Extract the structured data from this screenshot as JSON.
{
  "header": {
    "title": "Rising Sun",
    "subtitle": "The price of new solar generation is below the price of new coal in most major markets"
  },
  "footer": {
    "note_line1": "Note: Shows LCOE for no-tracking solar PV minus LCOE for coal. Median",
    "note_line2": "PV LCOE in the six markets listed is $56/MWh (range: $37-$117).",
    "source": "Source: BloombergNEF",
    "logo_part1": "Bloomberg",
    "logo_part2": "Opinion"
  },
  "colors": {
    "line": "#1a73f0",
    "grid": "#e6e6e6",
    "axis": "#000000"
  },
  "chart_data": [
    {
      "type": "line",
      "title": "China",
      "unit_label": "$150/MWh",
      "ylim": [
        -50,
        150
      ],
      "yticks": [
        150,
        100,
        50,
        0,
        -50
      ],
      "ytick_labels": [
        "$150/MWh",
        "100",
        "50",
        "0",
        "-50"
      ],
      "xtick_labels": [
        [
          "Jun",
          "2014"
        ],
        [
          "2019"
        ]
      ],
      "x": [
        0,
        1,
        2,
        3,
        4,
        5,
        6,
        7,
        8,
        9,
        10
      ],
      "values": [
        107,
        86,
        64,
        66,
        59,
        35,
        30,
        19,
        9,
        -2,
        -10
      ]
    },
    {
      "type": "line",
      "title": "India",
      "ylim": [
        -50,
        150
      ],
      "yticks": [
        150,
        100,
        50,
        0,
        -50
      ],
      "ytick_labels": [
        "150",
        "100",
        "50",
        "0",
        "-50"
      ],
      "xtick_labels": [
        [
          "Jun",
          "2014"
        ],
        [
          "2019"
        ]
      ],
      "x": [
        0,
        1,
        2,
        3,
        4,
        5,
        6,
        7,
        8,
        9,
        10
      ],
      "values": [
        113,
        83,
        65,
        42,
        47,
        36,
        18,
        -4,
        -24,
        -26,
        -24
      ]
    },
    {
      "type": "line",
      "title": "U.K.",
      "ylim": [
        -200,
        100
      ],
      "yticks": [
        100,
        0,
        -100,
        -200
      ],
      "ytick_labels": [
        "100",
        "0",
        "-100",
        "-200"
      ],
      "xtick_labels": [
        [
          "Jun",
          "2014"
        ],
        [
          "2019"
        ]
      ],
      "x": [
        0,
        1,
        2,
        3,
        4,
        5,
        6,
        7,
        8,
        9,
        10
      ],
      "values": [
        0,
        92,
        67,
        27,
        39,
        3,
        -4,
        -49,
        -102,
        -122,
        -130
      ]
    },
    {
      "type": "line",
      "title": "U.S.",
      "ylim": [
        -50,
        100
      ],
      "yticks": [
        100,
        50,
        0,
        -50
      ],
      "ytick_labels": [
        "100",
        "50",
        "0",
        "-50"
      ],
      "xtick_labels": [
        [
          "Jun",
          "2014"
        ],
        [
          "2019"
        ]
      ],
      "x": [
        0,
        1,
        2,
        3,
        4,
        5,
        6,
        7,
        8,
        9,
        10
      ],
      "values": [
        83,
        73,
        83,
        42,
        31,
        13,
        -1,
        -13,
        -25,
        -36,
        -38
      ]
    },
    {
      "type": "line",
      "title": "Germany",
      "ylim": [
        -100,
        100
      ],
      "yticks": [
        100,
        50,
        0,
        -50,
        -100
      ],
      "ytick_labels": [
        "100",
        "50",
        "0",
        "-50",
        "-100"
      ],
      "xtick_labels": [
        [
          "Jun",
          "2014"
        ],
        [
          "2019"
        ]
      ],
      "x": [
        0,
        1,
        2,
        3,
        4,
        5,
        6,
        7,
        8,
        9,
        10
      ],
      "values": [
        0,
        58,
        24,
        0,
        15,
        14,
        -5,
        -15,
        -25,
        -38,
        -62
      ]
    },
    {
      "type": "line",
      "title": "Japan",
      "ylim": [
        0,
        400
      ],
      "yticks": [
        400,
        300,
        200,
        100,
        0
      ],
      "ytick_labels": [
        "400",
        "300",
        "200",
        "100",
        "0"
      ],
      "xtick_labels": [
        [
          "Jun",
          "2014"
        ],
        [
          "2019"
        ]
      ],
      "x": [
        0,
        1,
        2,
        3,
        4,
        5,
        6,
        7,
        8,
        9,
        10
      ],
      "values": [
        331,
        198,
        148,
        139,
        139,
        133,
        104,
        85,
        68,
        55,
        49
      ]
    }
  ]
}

____

#### What the task asks:
From the records above, extract every entry verbatim.

#### Written answer:
Extract the structured data from this screenshot as JSON.
{
  "header": {
    "title": "Rising Sun",
    "subtitle": "The price of new solar generation is below the price of new coal in most major markets"
  },
  "footer": {
    "note_line1": "Note: Shows LCOE for no-tracking solar PV minus LCOE for coal. Median",
    "note_line2": "PV LCOE in the six markets listed is $56/MWh (range: $37-$117).",
    "source": "Source: BloombergNEF",
    "logo_part1": "Bloomberg",
    "logo_part2": "Opinion"
  },
  "colors": {
    "line": "#1a73f0",
    "grid": "#e6e6e6",
    "axis": "#000000"
  },
  "chart_data": [
    {
      "type": "line",
      "title": "China",
      "unit_label": "$150/MWh",
      "ylim": [
        -50,
        150
      ],
      "yticks": [
        150,
        100,
        50,
        0,
        -50
      ],
      "ytick_labels": [
        "$150/MWh",
        "100",
        "50",
        "0",
        "-50"
      ],
      "xtick_labels": [
        [
          "Jun",
          "2014"
        ],
        [
          "2019"
        ]
      ],
      "x": [
        0,
        1,
        2,
        3,
        4,
        5,
        6,
        7,
        8,
        9,
        10
      ],
      "values": [
        107,
        86,
        64,
        66,
        59,
        35,
        30,
        19,
        9,
        -2,
        -10
      ]
    },
    {
      "type": "line",
      "title": "India",
      "ylim": [
        -50,
        150
      ],
      "yticks": [
        150,
        100,
        50,
        0,
        -50
      ],
      "ytick_labels": [
        "150",
        "100",
        "50",
        "0",
        "-50"
      ],
      "xtick_labels": [
        [
          "Jun",
          "2014"
        ],
        [
          "2019"
        ]
      ],
      "x": [
        0,
        1,
        2,
        3,
        4,
        5,
        6,
        7,
        8,
        9,
        10
      ],
      "values": [
        113,
        83,
        65,
        42,
        47,
        36,
        18,
        -4,
        -24,
        -26,
        -24
      ]
    },
    {
      "type": "line",
      "title": "U.K.",
      "ylim": [
        -200,
        100
      ],
      "yticks": [
        100,
        0,
        -100,
        -200
      ],
      "ytick_labels": [
        "100",
        "0",
        "-100",
        "-200"
      ],
      "xtick_labels": [
        [
          "Jun",
          "2014"
        ],
        [
          "2019"
        ]
      ],
      "x": [
        0,
        1,
        2,
        3,
        4,
        5,
        6,
        7,
        8,
        9,
        10
      ],
      "values": [
        0,
        92,
        67,
        27,
        39,
        3,
        -4,
        -49,
        -102,
        -122,
        -130
      ]
    },
    {
      "type": "line",
      "title": "U.S.",
      "ylim": [
        -50,
        100
      ],
      "yticks": [
        100,
        50,
        0,
        -50
      ],
      "ytick_labels": [
        "100",
        "50",
        "0",
        "-50"
      ],
      "xtick_labels": [
        [
          "Jun",
          "2014"
        ],
        [
          "2019"
        ]
      ],
      "x": [
        0,
        1,
        2,
        3,
        4,
        5,
        6,
        7,
        8,
        9,
        10
      ],
      "values": [
        83,
        73,
        83,
        42,
        31,
        13,
        -1,
        -13,
        -25,
        -36,
        -38
      ]
    },
    {
      "type": "line",
      "title": "Germany",
      "ylim": [
        -100,
        100
      ],
      "yticks": [
        100,
        50,
        0,
        -50,
        -100
      ],
      "ytick_labels": [
        "100",
        "50",
        "0",
        "-50",
        "-100"
      ],
      "xtick_labels": [
        [
          "Jun",
          "2014"
        ],
        [
          "2019"
        ]
      ],
      "x": [
        0,
        1,
        2,
        3,
        4,
        5,
        6,
        7,
        8,
        9,
        10
      ],
      "values": [
        0,
        58,
        24,
        0,
        15,
        14,
        -5,
        -15,
        -25,
        -38,
        -62
      ]
    },
    {
      "type": "line",
      "title": "Japan",
      "ylim": [
        0,
        400
      ],
      "yticks": [
        400,
        300,
        200,
        100,
        0
      ],
      "ytick_labels": [
        "400",
        "300",
        "200",
        "100",
        "0"
      ],
      "xtick_labels": [
        [
          "Jun",
          "2014"
        ],
        [
          "2019"
        ]
      ],
      "x": [
        0,
        1,
        2,
        3,
        4,
        5,
        6,
        7,
        8,
        9,
        10
      ],
      "values": [
        331,
        198,
        148,
        139,
        139,
        133,
        104,
        85,
        68,
        55,
        49
      ]
    }
  ]
}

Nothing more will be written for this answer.